→ **Task statement**: In the entries below, find every line with "name" and copy it.

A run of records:
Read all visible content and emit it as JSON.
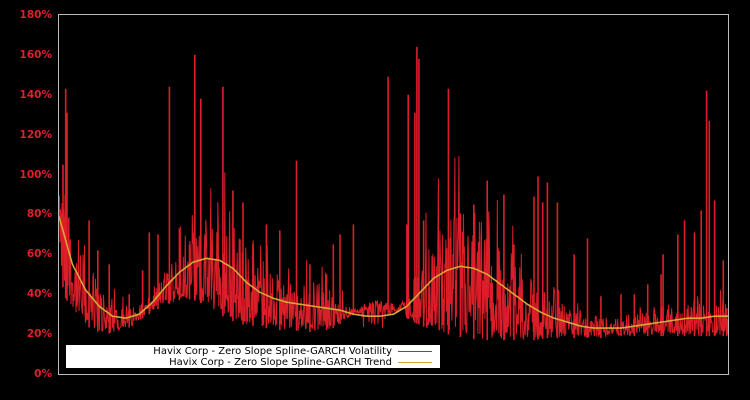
{
  "chart_data": {
    "type": "line",
    "title": "",
    "xlabel": "",
    "ylabel": "",
    "ylim": [
      0,
      180
    ],
    "yticks": [
      "0%",
      "20%",
      "40%",
      "60%",
      "80%",
      "100%",
      "120%",
      "140%",
      "160%",
      "180%"
    ],
    "grid": false,
    "legend_position": "lower-left",
    "background": "#000000",
    "axis_color": "#bbbbbb",
    "tick_label_color": "#e0202a",
    "series": [
      {
        "name": "Havix Corp - Zero Slope Spline-GARCH Volatility",
        "color": "#dc1e28",
        "x_fraction": [
          0.0,
          0.005,
          0.01,
          0.02,
          0.035,
          0.05,
          0.07,
          0.09,
          0.11,
          0.13,
          0.15,
          0.17,
          0.19,
          0.21,
          0.23,
          0.25,
          0.27,
          0.29,
          0.31,
          0.33,
          0.35,
          0.37,
          0.39,
          0.41,
          0.43,
          0.45,
          0.47,
          0.49,
          0.51,
          0.53,
          0.55,
          0.57,
          0.59,
          0.61,
          0.63,
          0.65,
          0.67,
          0.69,
          0.71,
          0.73,
          0.75,
          0.77,
          0.79,
          0.81,
          0.83,
          0.85,
          0.87,
          0.89,
          0.91,
          0.93,
          0.95,
          0.97,
          0.99,
          1.0
        ],
        "baseline_pct": [
          70,
          45,
          38,
          32,
          26,
          22,
          20,
          21,
          24,
          29,
          33,
          36,
          38,
          36,
          32,
          28,
          25,
          24,
          23,
          22,
          22,
          21,
          21,
          23,
          27,
          32,
          35,
          34,
          30,
          26,
          23,
          21,
          19,
          18,
          17,
          17,
          17,
          17,
          17,
          18,
          18,
          18,
          18,
          18,
          19,
          19,
          19,
          19,
          19,
          19,
          19,
          19,
          19,
          19
        ],
        "spikes": [
          {
            "x": 0.01,
            "v": 143
          },
          {
            "x": 0.012,
            "v": 131
          },
          {
            "x": 0.006,
            "v": 105
          },
          {
            "x": 0.045,
            "v": 77
          },
          {
            "x": 0.058,
            "v": 62
          },
          {
            "x": 0.075,
            "v": 55
          },
          {
            "x": 0.105,
            "v": 40
          },
          {
            "x": 0.125,
            "v": 52
          },
          {
            "x": 0.135,
            "v": 71
          },
          {
            "x": 0.148,
            "v": 70
          },
          {
            "x": 0.165,
            "v": 144
          },
          {
            "x": 0.18,
            "v": 73
          },
          {
            "x": 0.195,
            "v": 65
          },
          {
            "x": 0.203,
            "v": 160
          },
          {
            "x": 0.212,
            "v": 138
          },
          {
            "x": 0.245,
            "v": 144
          },
          {
            "x": 0.26,
            "v": 92
          },
          {
            "x": 0.275,
            "v": 86
          },
          {
            "x": 0.29,
            "v": 65
          },
          {
            "x": 0.31,
            "v": 75
          },
          {
            "x": 0.33,
            "v": 72
          },
          {
            "x": 0.355,
            "v": 107
          },
          {
            "x": 0.375,
            "v": 55
          },
          {
            "x": 0.4,
            "v": 50
          },
          {
            "x": 0.41,
            "v": 65
          },
          {
            "x": 0.42,
            "v": 70
          },
          {
            "x": 0.44,
            "v": 75
          },
          {
            "x": 0.492,
            "v": 149
          },
          {
            "x": 0.52,
            "v": 75
          },
          {
            "x": 0.522,
            "v": 140
          },
          {
            "x": 0.535,
            "v": 164
          },
          {
            "x": 0.538,
            "v": 158
          },
          {
            "x": 0.532,
            "v": 131
          },
          {
            "x": 0.545,
            "v": 77
          },
          {
            "x": 0.582,
            "v": 143
          },
          {
            "x": 0.6,
            "v": 80
          },
          {
            "x": 0.62,
            "v": 85
          },
          {
            "x": 0.64,
            "v": 97
          },
          {
            "x": 0.665,
            "v": 90
          },
          {
            "x": 0.68,
            "v": 65
          },
          {
            "x": 0.71,
            "v": 89
          },
          {
            "x": 0.716,
            "v": 99
          },
          {
            "x": 0.723,
            "v": 86
          },
          {
            "x": 0.73,
            "v": 96
          },
          {
            "x": 0.745,
            "v": 86
          },
          {
            "x": 0.77,
            "v": 60
          },
          {
            "x": 0.79,
            "v": 68
          },
          {
            "x": 0.81,
            "v": 39
          },
          {
            "x": 0.84,
            "v": 40
          },
          {
            "x": 0.86,
            "v": 40
          },
          {
            "x": 0.88,
            "v": 45
          },
          {
            "x": 0.9,
            "v": 50
          },
          {
            "x": 0.903,
            "v": 60
          },
          {
            "x": 0.925,
            "v": 70
          },
          {
            "x": 0.935,
            "v": 77
          },
          {
            "x": 0.95,
            "v": 71
          },
          {
            "x": 0.96,
            "v": 82
          },
          {
            "x": 0.968,
            "v": 142
          },
          {
            "x": 0.972,
            "v": 127
          },
          {
            "x": 0.98,
            "v": 87
          },
          {
            "x": 0.993,
            "v": 57
          },
          {
            "x": 0.998,
            "v": 33
          }
        ]
      },
      {
        "name": "Havix Corp - Zero Slope Spline-GARCH Trend",
        "color": "#d4a838",
        "x_fraction": [
          0.0,
          0.02,
          0.04,
          0.06,
          0.08,
          0.1,
          0.12,
          0.14,
          0.16,
          0.18,
          0.2,
          0.22,
          0.24,
          0.26,
          0.28,
          0.3,
          0.32,
          0.34,
          0.36,
          0.38,
          0.4,
          0.42,
          0.44,
          0.46,
          0.48,
          0.5,
          0.52,
          0.54,
          0.56,
          0.58,
          0.6,
          0.62,
          0.64,
          0.66,
          0.68,
          0.7,
          0.72,
          0.74,
          0.76,
          0.78,
          0.8,
          0.82,
          0.84,
          0.86,
          0.88,
          0.9,
          0.92,
          0.94,
          0.96,
          0.98,
          1.0
        ],
        "values_pct": [
          79,
          55,
          42,
          34,
          29,
          28,
          30,
          36,
          44,
          51,
          56,
          58,
          57,
          53,
          46,
          41,
          38,
          36,
          35,
          34,
          33,
          32,
          30,
          29,
          29,
          30,
          34,
          41,
          48,
          52,
          54,
          53,
          50,
          45,
          40,
          35,
          31,
          28,
          26,
          24,
          23,
          23,
          23,
          24,
          25,
          26,
          27,
          28,
          28,
          29,
          29
        ]
      }
    ]
  },
  "legend": {
    "entries": [
      {
        "label": "Havix Corp - Zero Slope Spline-GARCH Volatility",
        "color": "#dc1e28"
      },
      {
        "label": "Havix Corp - Zero Slope Spline-GARCH Trend",
        "color": "#d4a838"
      }
    ]
  }
}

→ **Written response**:
        "name": "Havix Corp - Zero Slope Spline-GARCH Volatility",
        "name": "Havix Corp - Zero Slope Spline-GARCH Trend",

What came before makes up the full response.